### Task statement
Gather all lines from the material that contain the word "Direction".

### Exercise data
◆ ◆ ◆ ◆ ◆ ◆ ◆

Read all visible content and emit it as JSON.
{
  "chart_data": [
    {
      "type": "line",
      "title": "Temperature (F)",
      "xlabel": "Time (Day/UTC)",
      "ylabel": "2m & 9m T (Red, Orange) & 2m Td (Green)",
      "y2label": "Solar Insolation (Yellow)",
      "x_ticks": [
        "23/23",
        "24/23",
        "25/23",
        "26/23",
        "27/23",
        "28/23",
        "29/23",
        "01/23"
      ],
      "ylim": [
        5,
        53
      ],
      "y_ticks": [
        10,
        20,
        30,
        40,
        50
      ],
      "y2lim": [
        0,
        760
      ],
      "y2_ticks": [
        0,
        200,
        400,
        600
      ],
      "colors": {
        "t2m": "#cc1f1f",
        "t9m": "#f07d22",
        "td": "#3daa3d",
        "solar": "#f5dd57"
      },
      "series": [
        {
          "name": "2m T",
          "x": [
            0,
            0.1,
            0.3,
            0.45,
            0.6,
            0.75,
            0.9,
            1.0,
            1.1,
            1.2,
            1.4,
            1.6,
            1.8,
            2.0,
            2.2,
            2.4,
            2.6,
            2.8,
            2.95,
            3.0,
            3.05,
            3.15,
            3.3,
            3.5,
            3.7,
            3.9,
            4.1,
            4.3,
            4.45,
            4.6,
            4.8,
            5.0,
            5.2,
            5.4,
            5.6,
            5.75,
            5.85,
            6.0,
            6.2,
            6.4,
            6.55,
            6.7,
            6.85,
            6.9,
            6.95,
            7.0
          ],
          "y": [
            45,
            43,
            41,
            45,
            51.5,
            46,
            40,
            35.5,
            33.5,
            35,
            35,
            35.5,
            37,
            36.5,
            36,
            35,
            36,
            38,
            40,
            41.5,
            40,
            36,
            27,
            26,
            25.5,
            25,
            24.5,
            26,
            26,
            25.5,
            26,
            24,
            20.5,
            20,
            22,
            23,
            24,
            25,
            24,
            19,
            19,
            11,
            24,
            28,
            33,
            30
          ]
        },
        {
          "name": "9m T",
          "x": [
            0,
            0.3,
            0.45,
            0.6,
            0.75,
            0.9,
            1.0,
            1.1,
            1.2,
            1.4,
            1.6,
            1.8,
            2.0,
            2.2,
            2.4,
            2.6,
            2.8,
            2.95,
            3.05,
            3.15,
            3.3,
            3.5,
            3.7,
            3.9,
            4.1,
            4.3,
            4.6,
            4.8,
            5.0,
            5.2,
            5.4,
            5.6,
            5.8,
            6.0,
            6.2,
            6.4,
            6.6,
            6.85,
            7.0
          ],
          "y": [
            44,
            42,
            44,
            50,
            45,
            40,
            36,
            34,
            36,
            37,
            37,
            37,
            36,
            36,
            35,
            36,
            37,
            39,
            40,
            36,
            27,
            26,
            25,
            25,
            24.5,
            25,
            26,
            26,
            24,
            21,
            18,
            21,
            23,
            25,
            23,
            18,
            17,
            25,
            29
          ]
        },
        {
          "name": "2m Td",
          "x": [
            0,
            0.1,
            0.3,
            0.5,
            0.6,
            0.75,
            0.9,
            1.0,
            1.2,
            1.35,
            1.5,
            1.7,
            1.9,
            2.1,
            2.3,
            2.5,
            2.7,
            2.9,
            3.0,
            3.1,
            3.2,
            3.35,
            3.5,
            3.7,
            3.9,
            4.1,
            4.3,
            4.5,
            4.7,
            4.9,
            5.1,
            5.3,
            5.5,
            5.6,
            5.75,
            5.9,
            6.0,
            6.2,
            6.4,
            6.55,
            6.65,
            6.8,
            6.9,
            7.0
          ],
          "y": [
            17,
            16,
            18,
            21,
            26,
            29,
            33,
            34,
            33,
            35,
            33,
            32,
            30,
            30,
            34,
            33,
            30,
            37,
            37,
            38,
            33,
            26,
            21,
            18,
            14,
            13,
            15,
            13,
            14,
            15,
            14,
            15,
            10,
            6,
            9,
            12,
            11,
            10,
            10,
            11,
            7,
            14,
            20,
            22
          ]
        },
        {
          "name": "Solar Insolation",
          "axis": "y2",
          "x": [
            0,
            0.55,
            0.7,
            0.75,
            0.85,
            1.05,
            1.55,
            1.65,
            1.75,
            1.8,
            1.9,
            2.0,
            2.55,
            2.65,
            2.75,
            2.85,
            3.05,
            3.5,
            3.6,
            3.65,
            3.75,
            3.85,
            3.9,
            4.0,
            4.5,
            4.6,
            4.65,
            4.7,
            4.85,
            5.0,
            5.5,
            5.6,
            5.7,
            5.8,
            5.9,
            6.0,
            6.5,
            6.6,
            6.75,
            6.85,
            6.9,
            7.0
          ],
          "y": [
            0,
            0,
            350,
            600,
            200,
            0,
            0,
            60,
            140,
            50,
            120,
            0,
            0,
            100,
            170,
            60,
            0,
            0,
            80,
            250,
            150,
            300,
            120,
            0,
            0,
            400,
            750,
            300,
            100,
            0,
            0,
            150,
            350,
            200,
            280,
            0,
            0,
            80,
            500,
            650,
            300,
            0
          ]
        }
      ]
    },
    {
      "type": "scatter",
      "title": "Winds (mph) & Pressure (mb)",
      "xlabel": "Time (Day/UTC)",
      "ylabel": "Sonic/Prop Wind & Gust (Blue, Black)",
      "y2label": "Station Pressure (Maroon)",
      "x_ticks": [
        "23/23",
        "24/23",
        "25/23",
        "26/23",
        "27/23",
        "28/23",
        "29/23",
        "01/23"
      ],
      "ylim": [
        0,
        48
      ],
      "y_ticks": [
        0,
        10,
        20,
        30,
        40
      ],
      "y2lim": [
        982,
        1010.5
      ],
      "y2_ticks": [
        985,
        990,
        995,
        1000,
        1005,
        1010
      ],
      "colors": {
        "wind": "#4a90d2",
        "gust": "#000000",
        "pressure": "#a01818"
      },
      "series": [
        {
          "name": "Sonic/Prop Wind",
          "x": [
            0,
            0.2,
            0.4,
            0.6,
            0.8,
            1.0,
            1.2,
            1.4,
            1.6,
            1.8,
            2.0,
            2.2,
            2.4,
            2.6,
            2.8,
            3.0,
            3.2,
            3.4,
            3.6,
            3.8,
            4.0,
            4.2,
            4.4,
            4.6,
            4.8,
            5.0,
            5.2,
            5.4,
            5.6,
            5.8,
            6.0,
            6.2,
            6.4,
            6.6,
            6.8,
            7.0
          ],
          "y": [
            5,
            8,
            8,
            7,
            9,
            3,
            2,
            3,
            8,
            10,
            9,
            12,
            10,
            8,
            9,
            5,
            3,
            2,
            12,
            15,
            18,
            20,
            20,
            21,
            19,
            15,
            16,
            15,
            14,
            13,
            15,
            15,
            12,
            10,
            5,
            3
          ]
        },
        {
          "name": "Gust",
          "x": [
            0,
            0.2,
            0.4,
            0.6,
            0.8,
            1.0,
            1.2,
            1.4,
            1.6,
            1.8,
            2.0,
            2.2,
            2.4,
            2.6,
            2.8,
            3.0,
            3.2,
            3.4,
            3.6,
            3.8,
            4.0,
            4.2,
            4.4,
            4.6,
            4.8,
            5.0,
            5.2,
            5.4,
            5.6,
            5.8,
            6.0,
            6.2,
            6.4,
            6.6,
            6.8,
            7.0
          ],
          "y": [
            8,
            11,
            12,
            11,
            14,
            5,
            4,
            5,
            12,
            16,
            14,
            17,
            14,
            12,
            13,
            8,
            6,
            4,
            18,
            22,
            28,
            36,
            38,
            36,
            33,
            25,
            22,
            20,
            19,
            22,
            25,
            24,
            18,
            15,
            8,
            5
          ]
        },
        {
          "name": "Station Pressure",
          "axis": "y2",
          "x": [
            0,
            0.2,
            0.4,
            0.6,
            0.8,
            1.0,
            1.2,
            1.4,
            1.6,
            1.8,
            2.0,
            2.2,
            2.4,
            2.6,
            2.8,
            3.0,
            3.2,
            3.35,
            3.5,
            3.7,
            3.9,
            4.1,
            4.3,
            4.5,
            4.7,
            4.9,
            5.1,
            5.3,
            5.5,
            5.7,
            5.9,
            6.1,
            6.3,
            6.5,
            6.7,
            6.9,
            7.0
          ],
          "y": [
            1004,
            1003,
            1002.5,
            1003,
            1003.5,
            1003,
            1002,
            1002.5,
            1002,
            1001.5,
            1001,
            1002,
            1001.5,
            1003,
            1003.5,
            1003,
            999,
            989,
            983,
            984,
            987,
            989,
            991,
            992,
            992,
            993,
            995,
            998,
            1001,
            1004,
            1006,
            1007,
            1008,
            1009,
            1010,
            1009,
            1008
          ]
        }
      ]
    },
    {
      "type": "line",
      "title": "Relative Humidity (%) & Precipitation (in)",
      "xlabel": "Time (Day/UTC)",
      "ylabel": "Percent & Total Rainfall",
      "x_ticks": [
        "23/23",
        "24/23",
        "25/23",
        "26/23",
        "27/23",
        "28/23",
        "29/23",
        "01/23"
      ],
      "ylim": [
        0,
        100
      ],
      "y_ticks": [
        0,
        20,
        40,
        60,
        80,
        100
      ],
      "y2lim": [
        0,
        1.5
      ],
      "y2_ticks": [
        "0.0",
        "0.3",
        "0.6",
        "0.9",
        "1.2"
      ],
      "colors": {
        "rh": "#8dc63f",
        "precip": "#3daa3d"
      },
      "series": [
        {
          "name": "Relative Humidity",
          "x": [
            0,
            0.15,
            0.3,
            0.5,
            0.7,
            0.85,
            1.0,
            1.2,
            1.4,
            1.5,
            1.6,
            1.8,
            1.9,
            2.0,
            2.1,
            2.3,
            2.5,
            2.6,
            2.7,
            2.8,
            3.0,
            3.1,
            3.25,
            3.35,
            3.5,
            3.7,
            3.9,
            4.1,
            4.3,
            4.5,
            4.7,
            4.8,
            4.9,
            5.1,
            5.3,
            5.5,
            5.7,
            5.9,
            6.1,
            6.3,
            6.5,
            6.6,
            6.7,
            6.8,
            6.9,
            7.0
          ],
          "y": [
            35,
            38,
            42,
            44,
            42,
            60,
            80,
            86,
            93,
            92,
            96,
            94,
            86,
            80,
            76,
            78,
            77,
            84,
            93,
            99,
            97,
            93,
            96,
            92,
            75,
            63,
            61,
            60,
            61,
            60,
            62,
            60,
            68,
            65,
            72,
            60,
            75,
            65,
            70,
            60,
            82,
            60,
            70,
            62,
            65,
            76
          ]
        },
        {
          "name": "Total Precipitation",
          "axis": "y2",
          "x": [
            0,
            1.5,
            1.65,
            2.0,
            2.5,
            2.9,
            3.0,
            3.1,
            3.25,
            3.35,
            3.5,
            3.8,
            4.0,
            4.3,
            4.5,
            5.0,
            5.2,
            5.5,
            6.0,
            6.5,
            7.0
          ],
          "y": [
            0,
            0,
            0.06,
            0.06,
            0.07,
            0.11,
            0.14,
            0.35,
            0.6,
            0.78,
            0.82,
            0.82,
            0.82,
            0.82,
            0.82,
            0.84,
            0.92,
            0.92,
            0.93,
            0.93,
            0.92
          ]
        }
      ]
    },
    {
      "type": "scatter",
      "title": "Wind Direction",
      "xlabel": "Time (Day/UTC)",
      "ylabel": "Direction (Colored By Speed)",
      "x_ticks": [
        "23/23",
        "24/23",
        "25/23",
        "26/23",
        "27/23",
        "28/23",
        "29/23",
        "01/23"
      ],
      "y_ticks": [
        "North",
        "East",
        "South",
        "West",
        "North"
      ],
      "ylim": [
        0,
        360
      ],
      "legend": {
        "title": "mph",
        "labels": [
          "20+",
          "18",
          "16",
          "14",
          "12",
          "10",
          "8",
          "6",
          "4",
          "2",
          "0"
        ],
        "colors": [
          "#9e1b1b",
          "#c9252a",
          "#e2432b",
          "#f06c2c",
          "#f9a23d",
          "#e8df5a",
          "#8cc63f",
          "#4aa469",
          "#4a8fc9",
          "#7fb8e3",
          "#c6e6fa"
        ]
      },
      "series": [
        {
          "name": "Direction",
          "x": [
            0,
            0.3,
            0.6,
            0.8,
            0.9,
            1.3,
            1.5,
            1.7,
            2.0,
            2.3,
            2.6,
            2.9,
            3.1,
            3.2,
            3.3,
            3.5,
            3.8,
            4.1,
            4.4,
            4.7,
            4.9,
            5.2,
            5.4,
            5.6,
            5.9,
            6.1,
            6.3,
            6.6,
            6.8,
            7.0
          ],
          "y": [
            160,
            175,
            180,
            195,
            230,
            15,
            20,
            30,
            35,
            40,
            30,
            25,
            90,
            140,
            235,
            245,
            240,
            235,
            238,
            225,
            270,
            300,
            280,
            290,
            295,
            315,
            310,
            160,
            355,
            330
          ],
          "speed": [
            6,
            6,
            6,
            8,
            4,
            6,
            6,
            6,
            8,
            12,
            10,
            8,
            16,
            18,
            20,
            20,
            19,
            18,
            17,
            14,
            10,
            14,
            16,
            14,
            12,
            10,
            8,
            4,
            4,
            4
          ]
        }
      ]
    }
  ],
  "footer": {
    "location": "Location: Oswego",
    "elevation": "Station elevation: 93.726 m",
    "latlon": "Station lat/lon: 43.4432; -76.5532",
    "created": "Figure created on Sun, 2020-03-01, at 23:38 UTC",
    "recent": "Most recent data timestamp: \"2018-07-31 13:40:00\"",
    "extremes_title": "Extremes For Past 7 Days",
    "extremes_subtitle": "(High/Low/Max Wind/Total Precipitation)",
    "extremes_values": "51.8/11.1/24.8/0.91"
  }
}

◆ ◆ ◆ ◆ ◆ ◆ ◆

### Answer to this task
      "title": "Wind Direction",
      "ylabel": "Direction (Colored By Speed)",
          "name": "Direction",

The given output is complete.